▸ **BRIEF**
Every entry must be repeated exactly. Exclude all pictures.

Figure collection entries
= = =

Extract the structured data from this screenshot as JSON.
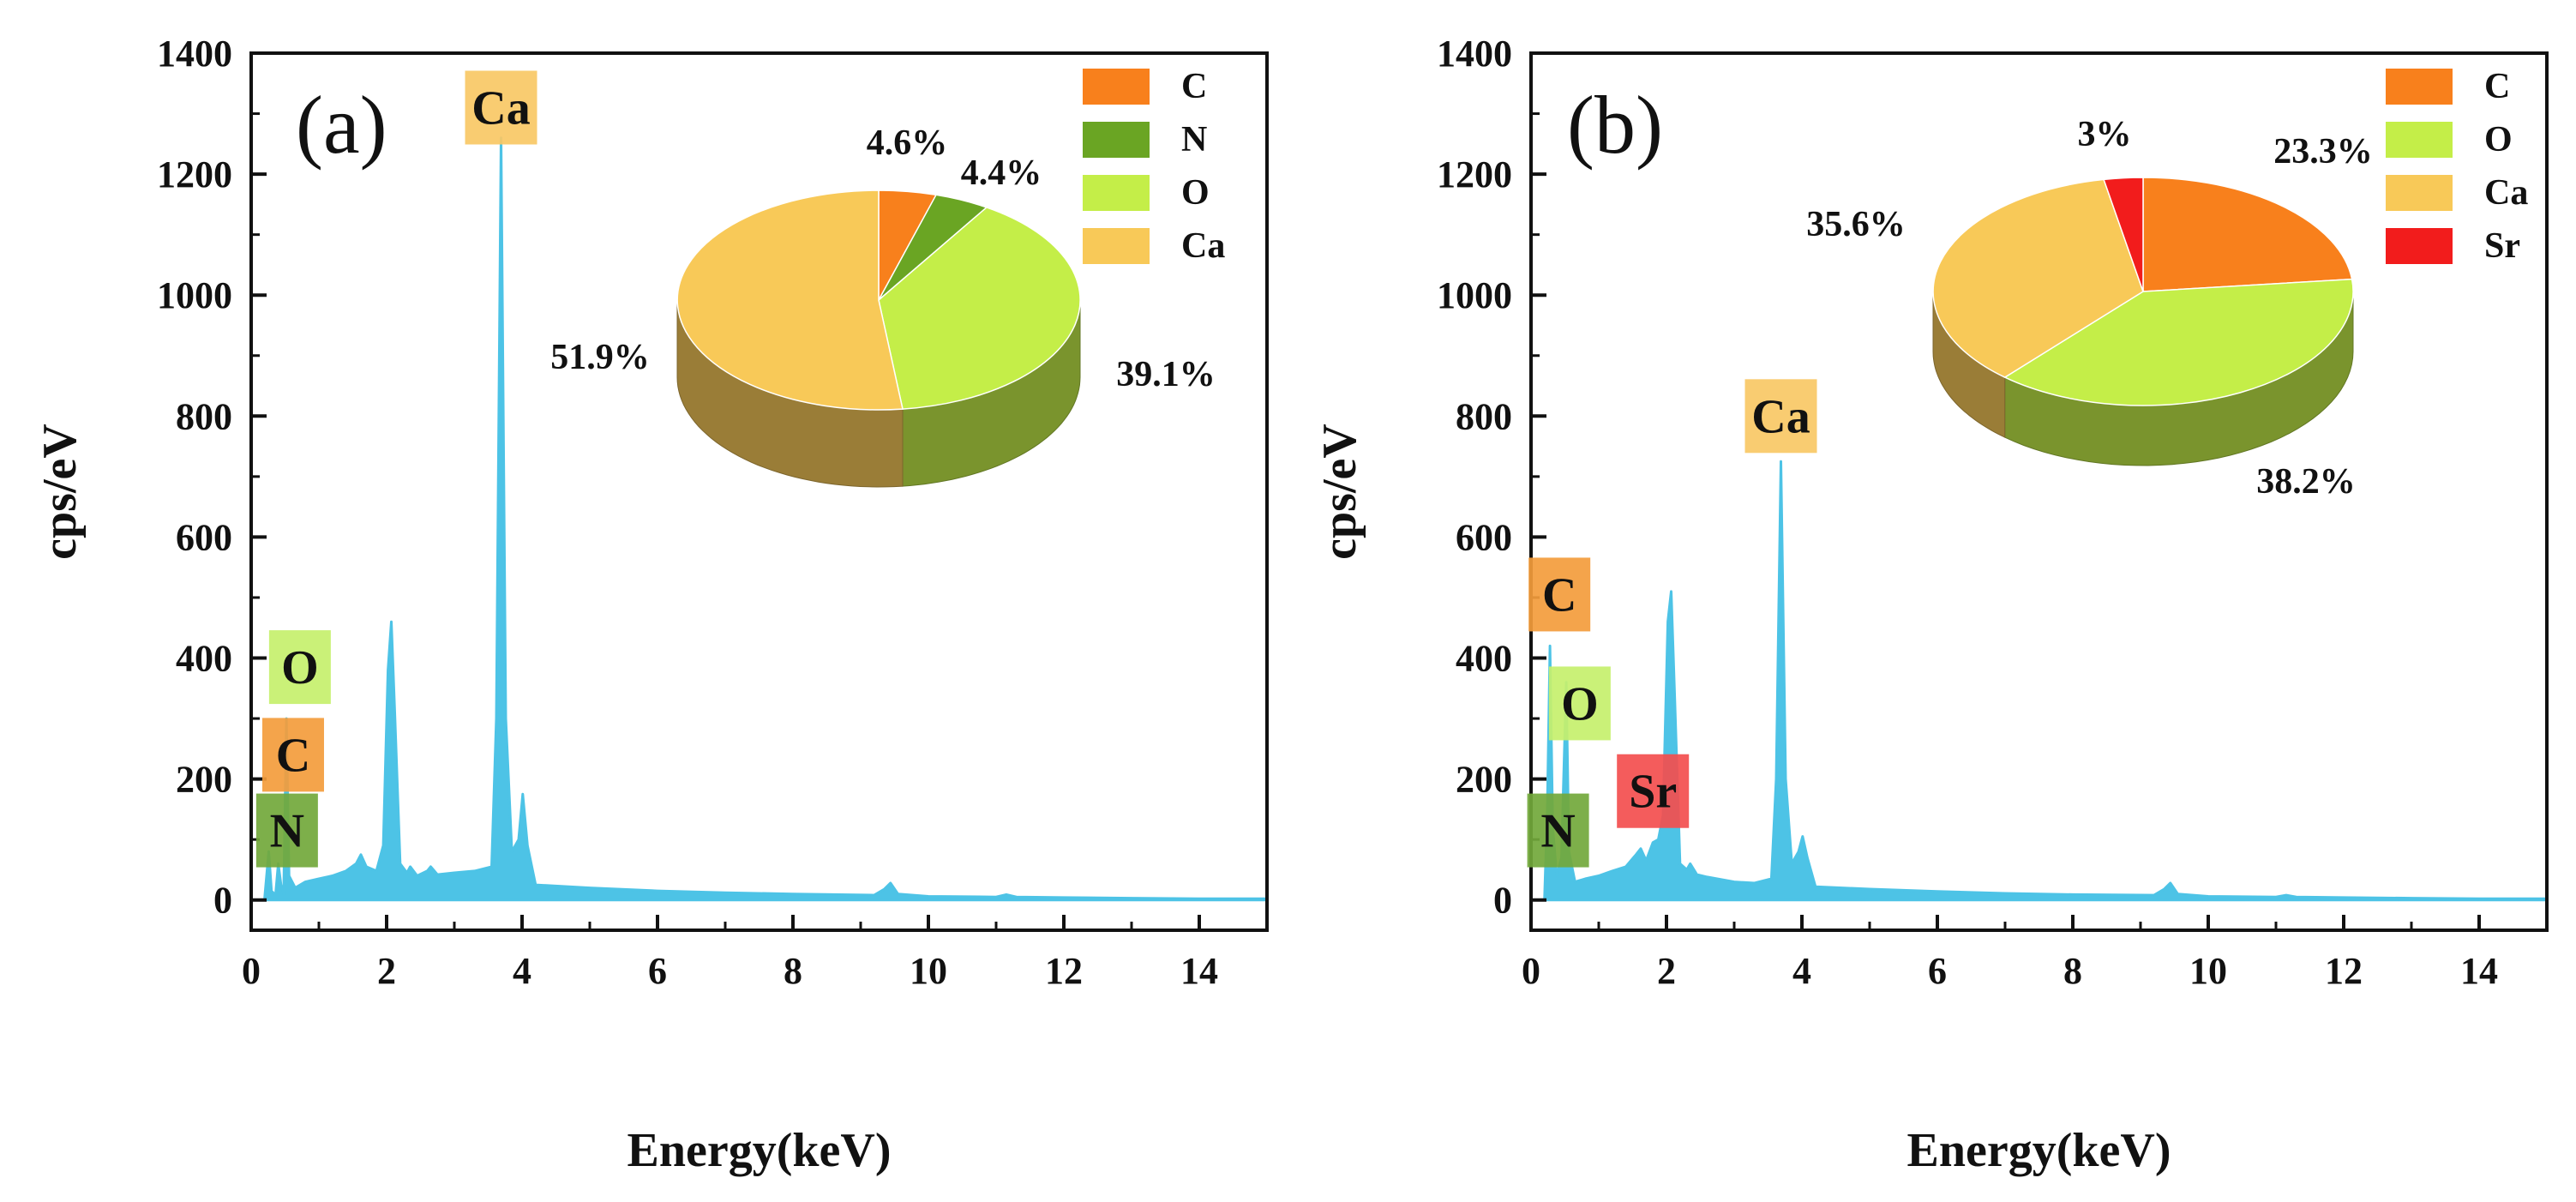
{
  "chart_data": [
    {
      "type": "line",
      "panel": "(a)",
      "xlabel": "Energy(keV)",
      "ylabel": "cps/eV",
      "xlim": [
        0,
        15
      ],
      "ylim": [
        -50,
        1400
      ],
      "xticks": [
        0,
        2,
        4,
        6,
        8,
        10,
        12,
        14
      ],
      "yticks": [
        0,
        200,
        400,
        600,
        800,
        1000,
        1200,
        1400
      ],
      "line_color": "#4DC3E6",
      "spectrum": [
        [
          0.2,
          5
        ],
        [
          0.26,
          80
        ],
        [
          0.3,
          15
        ],
        [
          0.36,
          8
        ],
        [
          0.4,
          60
        ],
        [
          0.44,
          25
        ],
        [
          0.48,
          10
        ],
        [
          0.52,
          300
        ],
        [
          0.56,
          40
        ],
        [
          0.65,
          20
        ],
        [
          0.8,
          30
        ],
        [
          1.0,
          35
        ],
        [
          1.2,
          40
        ],
        [
          1.4,
          48
        ],
        [
          1.55,
          60
        ],
        [
          1.62,
          75
        ],
        [
          1.7,
          55
        ],
        [
          1.85,
          48
        ],
        [
          1.95,
          90
        ],
        [
          2.02,
          380
        ],
        [
          2.07,
          460
        ],
        [
          2.12,
          310
        ],
        [
          2.2,
          60
        ],
        [
          2.3,
          45
        ],
        [
          2.35,
          55
        ],
        [
          2.45,
          40
        ],
        [
          2.6,
          48
        ],
        [
          2.65,
          55
        ],
        [
          2.75,
          42
        ],
        [
          3.0,
          45
        ],
        [
          3.3,
          48
        ],
        [
          3.55,
          55
        ],
        [
          3.62,
          300
        ],
        [
          3.69,
          1260
        ],
        [
          3.76,
          300
        ],
        [
          3.85,
          80
        ],
        [
          3.95,
          100
        ],
        [
          4.01,
          175
        ],
        [
          4.08,
          90
        ],
        [
          4.2,
          25
        ],
        [
          5.0,
          20
        ],
        [
          6.0,
          15
        ],
        [
          7.0,
          12
        ],
        [
          8.0,
          10
        ],
        [
          9.2,
          8
        ],
        [
          9.35,
          18
        ],
        [
          9.44,
          28
        ],
        [
          9.55,
          10
        ],
        [
          10.0,
          6
        ],
        [
          11.0,
          5
        ],
        [
          11.15,
          9
        ],
        [
          11.3,
          5
        ],
        [
          12.0,
          4
        ],
        [
          13.0,
          3
        ],
        [
          14.0,
          2
        ],
        [
          15.0,
          2
        ]
      ],
      "element_labels": [
        {
          "text": "Ca",
          "x": 3.69,
          "y": 1310,
          "color": "#F8C865"
        },
        {
          "text": "O",
          "x": 0.72,
          "y": 385,
          "color": "#C6F06C"
        },
        {
          "text": "C",
          "x": 0.62,
          "y": 240,
          "color": "#F39C3C"
        },
        {
          "text": "N",
          "x": 0.53,
          "y": 115,
          "color": "#72A83B"
        }
      ],
      "pie": {
        "slices": [
          {
            "label": "C",
            "value": 4.6,
            "pct_text": "4.6%",
            "color": "#F8801C"
          },
          {
            "label": "N",
            "value": 4.4,
            "pct_text": "4.4%",
            "color": "#6AA523"
          },
          {
            "label": "O",
            "value": 39.1,
            "pct_text": "39.1%",
            "color": "#C4EE48"
          },
          {
            "label": "Ca",
            "value": 51.9,
            "pct_text": "51.9%",
            "color": "#F8C958"
          }
        ]
      }
    },
    {
      "type": "line",
      "panel": "(b)",
      "xlabel": "Energy(keV)",
      "ylabel": "cps/eV",
      "xlim": [
        0,
        15
      ],
      "ylim": [
        -50,
        1400
      ],
      "xticks": [
        0,
        2,
        4,
        6,
        8,
        10,
        12,
        14
      ],
      "yticks": [
        0,
        200,
        400,
        600,
        800,
        1000,
        1200,
        1400
      ],
      "line_color": "#4DC3E6",
      "spectrum": [
        [
          0.2,
          5
        ],
        [
          0.24,
          150
        ],
        [
          0.28,
          420
        ],
        [
          0.32,
          120
        ],
        [
          0.38,
          40
        ],
        [
          0.45,
          70
        ],
        [
          0.52,
          360
        ],
        [
          0.56,
          80
        ],
        [
          0.65,
          30
        ],
        [
          0.8,
          35
        ],
        [
          1.0,
          40
        ],
        [
          1.2,
          48
        ],
        [
          1.4,
          55
        ],
        [
          1.55,
          75
        ],
        [
          1.62,
          85
        ],
        [
          1.7,
          65
        ],
        [
          1.8,
          95
        ],
        [
          1.88,
          100
        ],
        [
          1.95,
          140
        ],
        [
          2.02,
          460
        ],
        [
          2.07,
          510
        ],
        [
          2.12,
          340
        ],
        [
          2.2,
          60
        ],
        [
          2.3,
          50
        ],
        [
          2.35,
          60
        ],
        [
          2.45,
          42
        ],
        [
          2.6,
          38
        ],
        [
          3.0,
          30
        ],
        [
          3.3,
          28
        ],
        [
          3.55,
          35
        ],
        [
          3.62,
          200
        ],
        [
          3.69,
          725
        ],
        [
          3.76,
          200
        ],
        [
          3.85,
          60
        ],
        [
          3.95,
          80
        ],
        [
          4.01,
          105
        ],
        [
          4.08,
          70
        ],
        [
          4.2,
          22
        ],
        [
          5.0,
          18
        ],
        [
          6.0,
          14
        ],
        [
          7.0,
          11
        ],
        [
          8.0,
          9
        ],
        [
          9.2,
          8
        ],
        [
          9.35,
          18
        ],
        [
          9.44,
          28
        ],
        [
          9.55,
          10
        ],
        [
          10.0,
          6
        ],
        [
          11.0,
          5
        ],
        [
          11.15,
          8
        ],
        [
          11.3,
          5
        ],
        [
          12.0,
          4
        ],
        [
          13.0,
          3
        ],
        [
          14.0,
          2
        ],
        [
          15.0,
          2
        ]
      ],
      "element_labels": [
        {
          "text": "Ca",
          "x": 3.69,
          "y": 800,
          "color": "#F8C865"
        },
        {
          "text": "C",
          "x": 0.42,
          "y": 505,
          "color": "#F39C3C"
        },
        {
          "text": "O",
          "x": 0.72,
          "y": 325,
          "color": "#C6F06C"
        },
        {
          "text": "Sr",
          "x": 1.8,
          "y": 180,
          "color": "#F34E4E"
        },
        {
          "text": "N",
          "x": 0.4,
          "y": 115,
          "color": "#72A83B"
        }
      ],
      "pie": {
        "slices": [
          {
            "label": "C",
            "value": 23.3,
            "pct_text": "23.3%",
            "color": "#F8801C"
          },
          {
            "label": "O",
            "value": 38.2,
            "pct_text": "38.2%",
            "color": "#C4EE48"
          },
          {
            "label": "Ca",
            "value": 35.6,
            "pct_text": "35.6%",
            "color": "#F8C958"
          },
          {
            "label": "Sr",
            "value": 3.0,
            "pct_text": "3%",
            "color": "#F21C1C"
          }
        ]
      }
    }
  ]
}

= = =

▸ **WRITTEN RESPONSE**
Extract the structured data from this screenshot as JSON.
{
  "chart_data": [
    {
      "type": "line",
      "panel": "(a)",
      "xlabel": "Energy(keV)",
      "ylabel": "cps/eV",
      "xlim": [
        0,
        15
      ],
      "ylim": [
        -50,
        1400
      ],
      "xticks": [
        0,
        2,
        4,
        6,
        8,
        10,
        12,
        14
      ],
      "yticks": [
        0,
        200,
        400,
        600,
        800,
        1000,
        1200,
        1400
      ],
      "line_color": "#4DC3E6",
      "spectrum": [
        [
          0.2,
          5
        ],
        [
          0.26,
          80
        ],
        [
          0.3,
          15
        ],
        [
          0.36,
          8
        ],
        [
          0.4,
          60
        ],
        [
          0.44,
          25
        ],
        [
          0.48,
          10
        ],
        [
          0.52,
          300
        ],
        [
          0.56,
          40
        ],
        [
          0.65,
          20
        ],
        [
          0.8,
          30
        ],
        [
          1.0,
          35
        ],
        [
          1.2,
          40
        ],
        [
          1.4,
          48
        ],
        [
          1.55,
          60
        ],
        [
          1.62,
          75
        ],
        [
          1.7,
          55
        ],
        [
          1.85,
          48
        ],
        [
          1.95,
          90
        ],
        [
          2.02,
          380
        ],
        [
          2.07,
          460
        ],
        [
          2.12,
          310
        ],
        [
          2.2,
          60
        ],
        [
          2.3,
          45
        ],
        [
          2.35,
          55
        ],
        [
          2.45,
          40
        ],
        [
          2.6,
          48
        ],
        [
          2.65,
          55
        ],
        [
          2.75,
          42
        ],
        [
          3.0,
          45
        ],
        [
          3.3,
          48
        ],
        [
          3.55,
          55
        ],
        [
          3.62,
          300
        ],
        [
          3.69,
          1260
        ],
        [
          3.76,
          300
        ],
        [
          3.85,
          80
        ],
        [
          3.95,
          100
        ],
        [
          4.01,
          175
        ],
        [
          4.08,
          90
        ],
        [
          4.2,
          25
        ],
        [
          5.0,
          20
        ],
        [
          6.0,
          15
        ],
        [
          7.0,
          12
        ],
        [
          8.0,
          10
        ],
        [
          9.2,
          8
        ],
        [
          9.35,
          18
        ],
        [
          9.44,
          28
        ],
        [
          9.55,
          10
        ],
        [
          10.0,
          6
        ],
        [
          11.0,
          5
        ],
        [
          11.15,
          9
        ],
        [
          11.3,
          5
        ],
        [
          12.0,
          4
        ],
        [
          13.0,
          3
        ],
        [
          14.0,
          2
        ],
        [
          15.0,
          2
        ]
      ],
      "element_labels": [
        {
          "text": "Ca",
          "x": 3.69,
          "y": 1310,
          "color": "#F8C865"
        },
        {
          "text": "O",
          "x": 0.72,
          "y": 385,
          "color": "#C6F06C"
        },
        {
          "text": "C",
          "x": 0.62,
          "y": 240,
          "color": "#F39C3C"
        },
        {
          "text": "N",
          "x": 0.53,
          "y": 115,
          "color": "#72A83B"
        }
      ],
      "pie": {
        "slices": [
          {
            "label": "C",
            "value": 4.6,
            "pct_text": "4.6%",
            "color": "#F8801C"
          },
          {
            "label": "N",
            "value": 4.4,
            "pct_text": "4.4%",
            "color": "#6AA523"
          },
          {
            "label": "O",
            "value": 39.1,
            "pct_text": "39.1%",
            "color": "#C4EE48"
          },
          {
            "label": "Ca",
            "value": 51.9,
            "pct_text": "51.9%",
            "color": "#F8C958"
          }
        ]
      }
    },
    {
      "type": "line",
      "panel": "(b)",
      "xlabel": "Energy(keV)",
      "ylabel": "cps/eV",
      "xlim": [
        0,
        15
      ],
      "ylim": [
        -50,
        1400
      ],
      "xticks": [
        0,
        2,
        4,
        6,
        8,
        10,
        12,
        14
      ],
      "yticks": [
        0,
        200,
        400,
        600,
        800,
        1000,
        1200,
        1400
      ],
      "line_color": "#4DC3E6",
      "spectrum": [
        [
          0.2,
          5
        ],
        [
          0.24,
          150
        ],
        [
          0.28,
          420
        ],
        [
          0.32,
          120
        ],
        [
          0.38,
          40
        ],
        [
          0.45,
          70
        ],
        [
          0.52,
          360
        ],
        [
          0.56,
          80
        ],
        [
          0.65,
          30
        ],
        [
          0.8,
          35
        ],
        [
          1.0,
          40
        ],
        [
          1.2,
          48
        ],
        [
          1.4,
          55
        ],
        [
          1.55,
          75
        ],
        [
          1.62,
          85
        ],
        [
          1.7,
          65
        ],
        [
          1.8,
          95
        ],
        [
          1.88,
          100
        ],
        [
          1.95,
          140
        ],
        [
          2.02,
          460
        ],
        [
          2.07,
          510
        ],
        [
          2.12,
          340
        ],
        [
          2.2,
          60
        ],
        [
          2.3,
          50
        ],
        [
          2.35,
          60
        ],
        [
          2.45,
          42
        ],
        [
          2.6,
          38
        ],
        [
          3.0,
          30
        ],
        [
          3.3,
          28
        ],
        [
          3.55,
          35
        ],
        [
          3.62,
          200
        ],
        [
          3.69,
          725
        ],
        [
          3.76,
          200
        ],
        [
          3.85,
          60
        ],
        [
          3.95,
          80
        ],
        [
          4.01,
          105
        ],
        [
          4.08,
          70
        ],
        [
          4.2,
          22
        ],
        [
          5.0,
          18
        ],
        [
          6.0,
          14
        ],
        [
          7.0,
          11
        ],
        [
          8.0,
          9
        ],
        [
          9.2,
          8
        ],
        [
          9.35,
          18
        ],
        [
          9.44,
          28
        ],
        [
          9.55,
          10
        ],
        [
          10.0,
          6
        ],
        [
          11.0,
          5
        ],
        [
          11.15,
          8
        ],
        [
          11.3,
          5
        ],
        [
          12.0,
          4
        ],
        [
          13.0,
          3
        ],
        [
          14.0,
          2
        ],
        [
          15.0,
          2
        ]
      ],
      "element_labels": [
        {
          "text": "Ca",
          "x": 3.69,
          "y": 800,
          "color": "#F8C865"
        },
        {
          "text": "C",
          "x": 0.42,
          "y": 505,
          "color": "#F39C3C"
        },
        {
          "text": "O",
          "x": 0.72,
          "y": 325,
          "color": "#C6F06C"
        },
        {
          "text": "Sr",
          "x": 1.8,
          "y": 180,
          "color": "#F34E4E"
        },
        {
          "text": "N",
          "x": 0.4,
          "y": 115,
          "color": "#72A83B"
        }
      ],
      "pie": {
        "slices": [
          {
            "label": "C",
            "value": 23.3,
            "pct_text": "23.3%",
            "color": "#F8801C"
          },
          {
            "label": "O",
            "value": 38.2,
            "pct_text": "38.2%",
            "color": "#C4EE48"
          },
          {
            "label": "Ca",
            "value": 35.6,
            "pct_text": "35.6%",
            "color": "#F8C958"
          },
          {
            "label": "Sr",
            "value": 3.0,
            "pct_text": "3%",
            "color": "#F21C1C"
          }
        ]
      }
    }
  ]
}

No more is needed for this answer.